Exercise input
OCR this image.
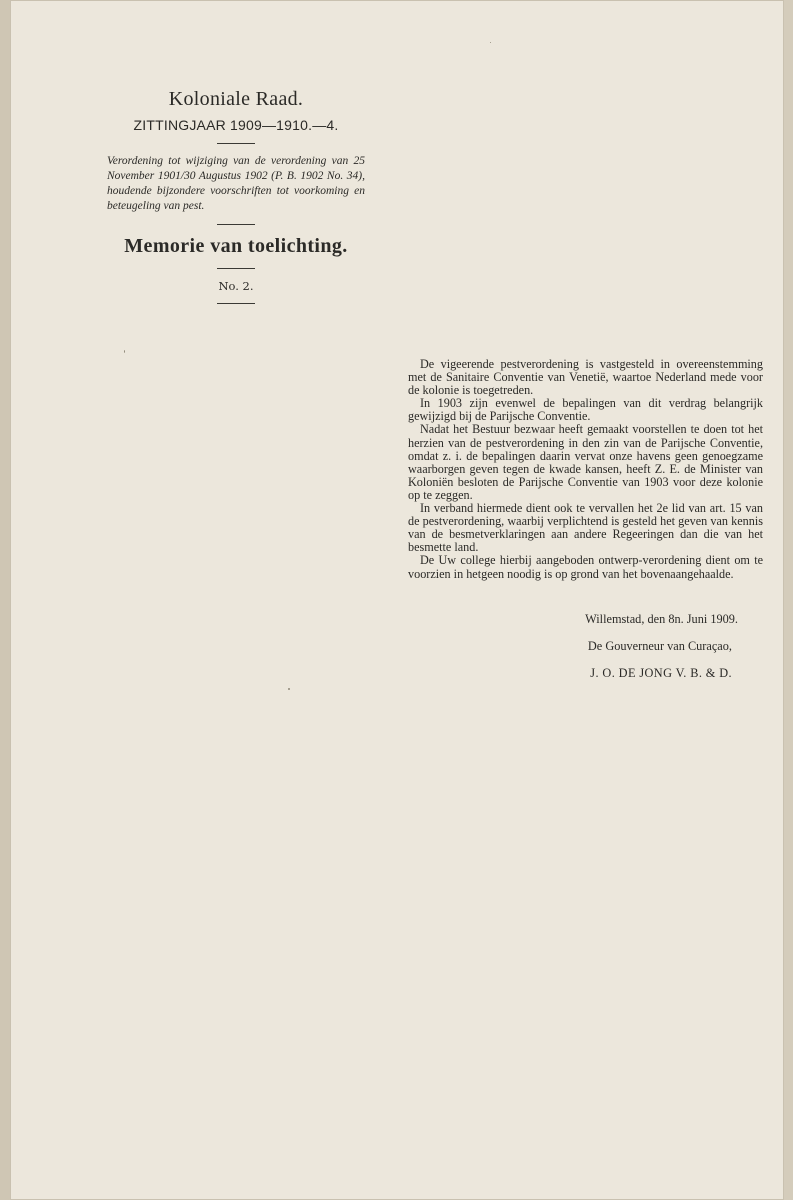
Koloniale Raad.
ZITTINGJAAR 1909—1910.—4.
Verordening tot wijziging van de verordening van 25 November 1901/30 Augustus 1902 (P. B. 1902 No. 34), houdende bijzondere voorschriften tot voorkoming en beteugeling van pest.
Memorie van toelichting.
No. 2.

De vigeerende pestverordening is vastgesteld in overeenstemming met de Sanitaire Conventie van Venetië, waartoe Nederland mede voor de kolonie is toegetreden.

In 1903 zijn evenwel de bepalingen van dit verdrag belangrijk gewijzigd bij de Parijsche Conventie.

Nadat het Bestuur bezwaar heeft gemaakt voorstellen te doen tot het herzien van de pestverordening in den zin van de Parijsche Conventie, omdat z. i. de bepalingen daarin vervat onze havens geen genoegzame waarborgen geven tegen de kwade kansen, heeft Z. E. de Minister van Koloniën besloten de Parijsche Conventie van 1903 voor deze kolonie op te zeggen.

In verband hiermede dient ook te vervallen het 2e lid van art. 15 van de pestverordening, waarbij verplichtend is gesteld het geven van kennis van de besmetverklaringen aan andere Regeeringen dan die van het besmette land.

De Uw college hierbij aangeboden ontwerp-verordening dient om te voorzien in hetgeen noodig is op grond van het bovenaangehaalde.

Willemstad, den 8n. Juni 1909.
De Gouverneur van Curaçao,
J. O. DE JONG V. B. & D.
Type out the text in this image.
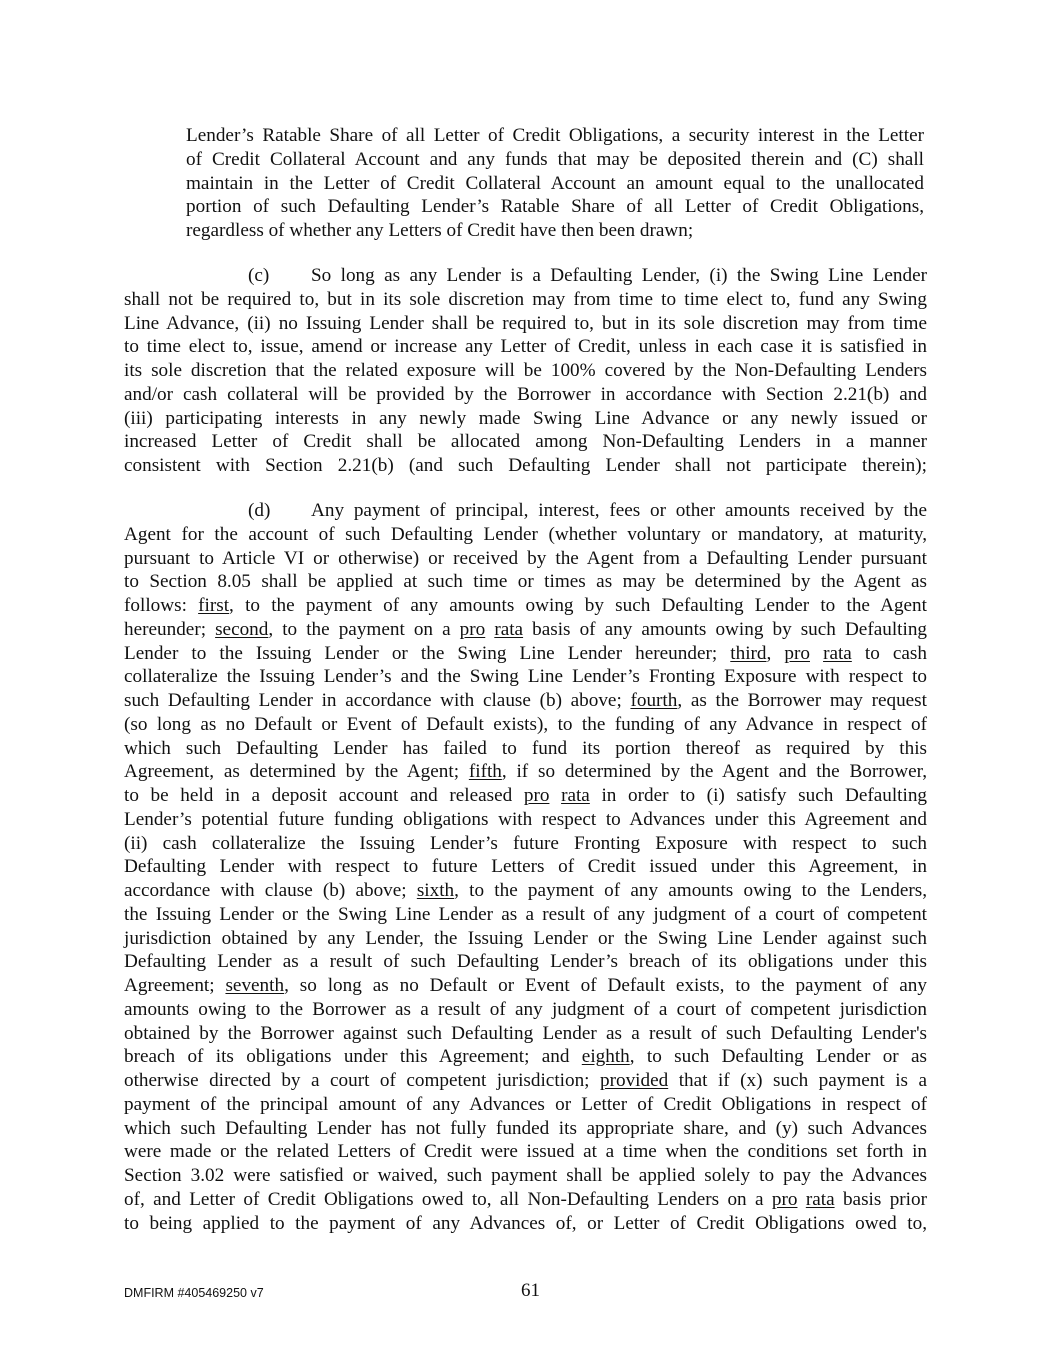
Lender’s Ratable Share of all Letter of Credit Obligations, a security interest in the Letter
of Credit Collateral Account and any funds that may be deposited therein and (C) shall
maintain in the Letter of Credit Collateral Account an amount equal to the unallocated
portion of such Defaulting Lender’s Ratable Share of all Letter of Credit Obligations,
regardless of whether any Letters of Credit have then been drawn;
(c)	So long as any Lender is a Defaulting Lender, (i) the Swing Line Lender
shall not be required to, but in its sole discretion may from time to time elect to, fund any Swing
Line Advance, (ii) no Issuing Lender shall be required to, but in its sole discretion may from time
to time elect to, issue, amend or increase any Letter of Credit, unless in each case it is satisfied in
its sole discretion that the related exposure will be 100% covered by the Non-Defaulting Lenders
and/or cash collateral will be provided by the Borrower in accordance with Section 2.21(b) and
(iii) participating interests in any newly made Swing Line Advance or any newly issued or
increased Letter of Credit shall be allocated among Non-Defaulting Lenders in a manner
consistent with Section 2.21(b) (and such Defaulting Lender shall not participate therein);
(d)	Any payment of principal, interest, fees or other amounts received by the
Agent for the account of such Defaulting Lender (whether voluntary or mandatory, at maturity,
pursuant to Article VI or otherwise) or received by the Agent from a Defaulting Lender pursuant
to Section 8.05 shall be applied at such time or times as may be determined by the Agent as
follows: first, to the payment of any amounts owing by such Defaulting Lender to the Agent
hereunder; second, to the payment on a pro rata basis of any amounts owing by such Defaulting
Lender to the Issuing Lender or the Swing Line Lender hereunder; third, pro rata to cash
collateralize the Issuing Lender’s and the Swing Line Lender’s Fronting Exposure with respect to
such Defaulting Lender in accordance with clause (b) above; fourth, as the Borrower may request
(so long as no Default or Event of Default exists), to the funding of any Advance in respect of
which such Defaulting Lender has failed to fund its portion thereof as required by this
Agreement, as determined by the Agent; fifth, if so determined by the Agent and the Borrower,
to be held in a deposit account and released pro rata in order to (i) satisfy such Defaulting
Lender’s potential future funding obligations with respect to Advances under this Agreement and
(ii) cash collateralize the Issuing Lender’s future Fronting Exposure with respect to such
Defaulting Lender with respect to future Letters of Credit issued under this Agreement, in
accordance with clause (b) above; sixth, to the payment of any amounts owing to the Lenders,
the Issuing Lender or the Swing Line Lender as a result of any judgment of a court of competent
jurisdiction obtained by any Lender, the Issuing Lender or the Swing Line Lender against such
Defaulting Lender as a result of such Defaulting Lender’s breach of its obligations under this
Agreement; seventh, so long as no Default or Event of Default exists, to the payment of any
amounts owing to the Borrower as a result of any judgment of a court of competent jurisdiction
obtained by the Borrower against such Defaulting Lender as a result of such Defaulting Lender's
breach of its obligations under this Agreement; and eighth, to such Defaulting Lender or as
otherwise directed by a court of competent jurisdiction; provided that if (x) such payment is a
payment of the principal amount of any Advances or Letter of Credit Obligations in respect of
which such Defaulting Lender has not fully funded its appropriate share, and (y) such Advances
were made or the related Letters of Credit were issued at a time when the conditions set forth in
Section 3.02 were satisfied or waived, such payment shall be applied solely to pay the Advances
of, and Letter of Credit Obligations owed to, all Non-Defaulting Lenders on a pro rata basis prior
to being applied to the payment of any Advances of, or Letter of Credit Obligations owed to,
DMFIRM #405469250 v7	61
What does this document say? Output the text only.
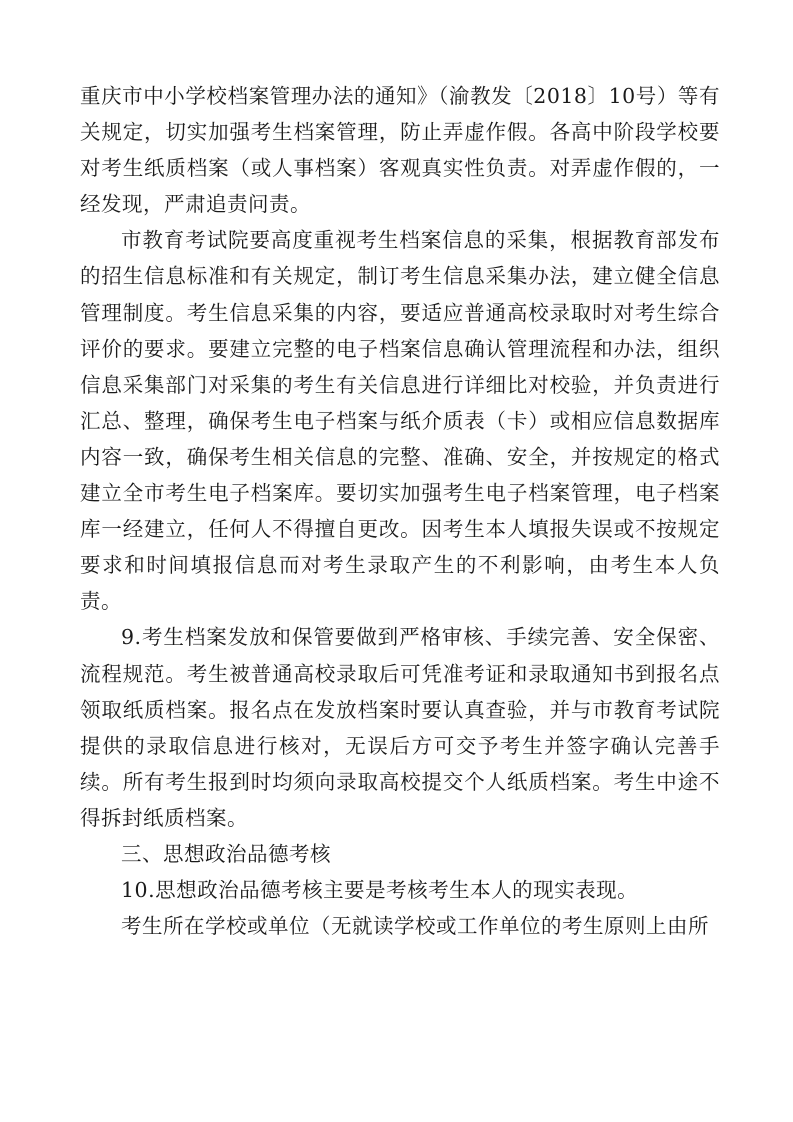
重庆市中小学校档案管理办法的通知》（渝教发〔2018〕10号）等有关规定，切实加强考生档案管理，防止弄虚作假。各高中阶段学校要对考生纸质档案（或人事档案）客观真实性负责。对弄虚作假的，一经发现，严肃追责问责。

市教育考试院要高度重视考生档案信息的采集，根据教育部发布的招生信息标准和有关规定，制订考生信息采集办法，建立健全信息管理制度。考生信息采集的内容，要适应普通高校录取时对考生综合评价的要求。要建立完整的电子档案信息确认管理流程和办法，组织信息采集部门对采集的考生有关信息进行详细比对校验，并负责进行汇总、整理，确保考生电子档案与纸介质表（卡）或相应信息数据库内容一致，确保考生相关信息的完整、准确、安全，并按规定的格式建立全市考生电子档案库。要切实加强考生电子档案管理，电子档案库一经建立，任何人不得擅自更改。因考生本人填报失误或不按规定要求和时间填报信息而对考生录取产生的不利影响，由考生本人负责。

9.考生档案发放和保管要做到严格审核、手续完善、安全保密、流程规范。考生被普通高校录取后可凭准考证和录取通知书到报名点领取纸质档案。报名点在发放档案时要认真查验，并与市教育考试院提供的录取信息进行核对，无误后方可交予考生并签字确认完善手续。所有考生报到时均须向录取高校提交个人纸质档案。考生中途不得拆封纸质档案。

三、思想政治品德考核

10.思想政治品德考核主要是考核考生本人的现实表现。

考生所在学校或单位（无就读学校或工作单位的考生原则上由所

Work required
Will you restate every entry word for word and omit the images?

Worked solution
OCR this image.
Koloniale Raad.
ZITTINGJAAR 1909—1910.—4.
Verordening tot wijziging van de verordening van 25 November 1901/30 Augustus 1902 (P. B. 1902 No. 34), houdende bijzondere voorschriften tot voorkoming en beteugeling van pest.
Memorie van toelichting.
No. 2.

De vigeerende pestverordening is vastgesteld in overeenstemming met de Sanitaire Conventie van Venetië, waartoe Nederland mede voor de kolonie is toegetreden.

In 1903 zijn evenwel de bepalingen van dit verdrag belangrijk gewijzigd bij de Parijsche Conventie.

Nadat het Bestuur bezwaar heeft gemaakt voorstellen te doen tot het herzien van de pestverordening in den zin van de Parijsche Conventie, omdat z. i. de bepalingen daarin vervat onze havens geen genoegzame waarborgen geven tegen de kwade kansen, heeft Z. E. de Minister van Koloniën besloten de Parijsche Conventie van 1903 voor deze kolonie op te zeggen.

In verband hiermede dient ook te vervallen het 2e lid van art. 15 van de pestverordening, waarbij verplichtend is gesteld het geven van kennis van de besmetverklaringen aan andere Regeeringen dan die van het besmette land.

De Uw college hierbij aangeboden ontwerp-verordening dient om te voorzien in hetgeen noodig is op grond van het bovenaangehaalde.

Willemstad, den 8n. Juni 1909.
De Gouverneur van Curaçao,
J. O. DE JONG V. B. & D.
Type out the text in this image.
Lender’s Ratable Share of all Letter of Credit Obligations, a security interest in the Letter
of Credit Collateral Account and any funds that may be deposited therein and (C) shall
maintain in the Letter of Credit Collateral Account an amount equal to the unallocated
portion of such Defaulting Lender’s Ratable Share of all Letter of Credit Obligations,
regardless of whether any Letters of Credit have then been drawn;
(c)	So long as any Lender is a Defaulting Lender, (i) the Swing Line Lender
shall not be required to, but in its sole discretion may from time to time elect to, fund any Swing
Line Advance, (ii) no Issuing Lender shall be required to, but in its sole discretion may from time
to time elect to, issue, amend or increase any Letter of Credit, unless in each case it is satisfied in
its sole discretion that the related exposure will be 100% covered by the Non-Defaulting Lenders
and/or cash collateral will be provided by the Borrower in accordance with Section 2.21(b) and
(iii) participating interests in any newly made Swing Line Advance or any newly issued or
increased Letter of Credit shall be allocated among Non-Defaulting Lenders in a manner
consistent with Section 2.21(b) (and such Defaulting Lender shall not participate therein);
(d)	Any payment of principal, interest, fees or other amounts received by the
Agent for the account of such Defaulting Lender (whether voluntary or mandatory, at maturity,
pursuant to Article VI or otherwise) or received by the Agent from a Defaulting Lender pursuant
to Section 8.05 shall be applied at such time or times as may be determined by the Agent as
follows: first, to the payment of any amounts owing by such Defaulting Lender to the Agent
hereunder; second, to the payment on a pro rata basis of any amounts owing by such Defaulting
Lender to the Issuing Lender or the Swing Line Lender hereunder; third, pro rata to cash
collateralize the Issuing Lender’s and the Swing Line Lender’s Fronting Exposure with respect to
such Defaulting Lender in accordance with clause (b) above; fourth, as the Borrower may request
(so long as no Default or Event of Default exists), to the funding of any Advance in respect of
which such Defaulting Lender has failed to fund its portion thereof as required by this
Agreement, as determined by the Agent; fifth, if so determined by the Agent and the Borrower,
to be held in a deposit account and released pro rata in order to (i) satisfy such Defaulting
Lender’s potential future funding obligations with respect to Advances under this Agreement and
(ii) cash collateralize the Issuing Lender’s future Fronting Exposure with respect to such
Defaulting Lender with respect to future Letters of Credit issued under this Agreement, in
accordance with clause (b) above; sixth, to the payment of any amounts owing to the Lenders,
the Issuing Lender or the Swing Line Lender as a result of any judgment of a court of competent
jurisdiction obtained by any Lender, the Issuing Lender or the Swing Line Lender against such
Defaulting Lender as a result of such Defaulting Lender’s breach of its obligations under this
Agreement; seventh, so long as no Default or Event of Default exists, to the payment of any
amounts owing to the Borrower as a result of any judgment of a court of competent jurisdiction
obtained by the Borrower against such Defaulting Lender as a result of such Defaulting Lender's
breach of its obligations under this Agreement; and eighth, to such Defaulting Lender or as
otherwise directed by a court of competent jurisdiction; provided that if (x) such payment is a
payment of the principal amount of any Advances or Letter of Credit Obligations in respect of
which such Defaulting Lender has not fully funded its appropriate share, and (y) such Advances
were made or the related Letters of Credit were issued at a time when the conditions set forth in
Section 3.02 were satisfied or waived, such payment shall be applied solely to pay the Advances
of, and Letter of Credit Obligations owed to, all Non-Defaulting Lenders on a pro rata basis prior
to being applied to the payment of any Advances of, or Letter of Credit Obligations owed to,
DMFIRM #405469250 v7	61
What does this document say? Output the text only.
重庆市中小学校档案管理办法的通知》（渝教发〔2018〕10号）等有关规定，切实加强考生档案管理，防止弄虚作假。各高中阶段学校要对考生纸质档案（或人事档案）客观真实性负责。对弄虚作假的，一经发现，严肃追责问责。

市教育考试院要高度重视考生档案信息的采集，根据教育部发布的招生信息标准和有关规定，制订考生信息采集办法，建立健全信息管理制度。考生信息采集的内容，要适应普通高校录取时对考生综合评价的要求。要建立完整的电子档案信息确认管理流程和办法，组织信息采集部门对采集的考生有关信息进行详细比对校验，并负责进行汇总、整理，确保考生电子档案与纸介质表（卡）或相应信息数据库内容一致，确保考生相关信息的完整、准确、安全，并按规定的格式建立全市考生电子档案库。要切实加强考生电子档案管理，电子档案库一经建立，任何人不得擅自更改。因考生本人填报失误或不按规定要求和时间填报信息而对考生录取产生的不利影响，由考生本人负责。

9.考生档案发放和保管要做到严格审核、手续完善、安全保密、流程规范。考生被普通高校录取后可凭准考证和录取通知书到报名点领取纸质档案。报名点在发放档案时要认真查验，并与市教育考试院提供的录取信息进行核对，无误后方可交予考生并签字确认完善手续。所有考生报到时均须向录取高校提交个人纸质档案。考生中途不得拆封纸质档案。

三、思想政治品德考核

10.思想政治品德考核主要是考核考生本人的现实表现。

考生所在学校或单位（无就读学校或工作单位的考生原则上由所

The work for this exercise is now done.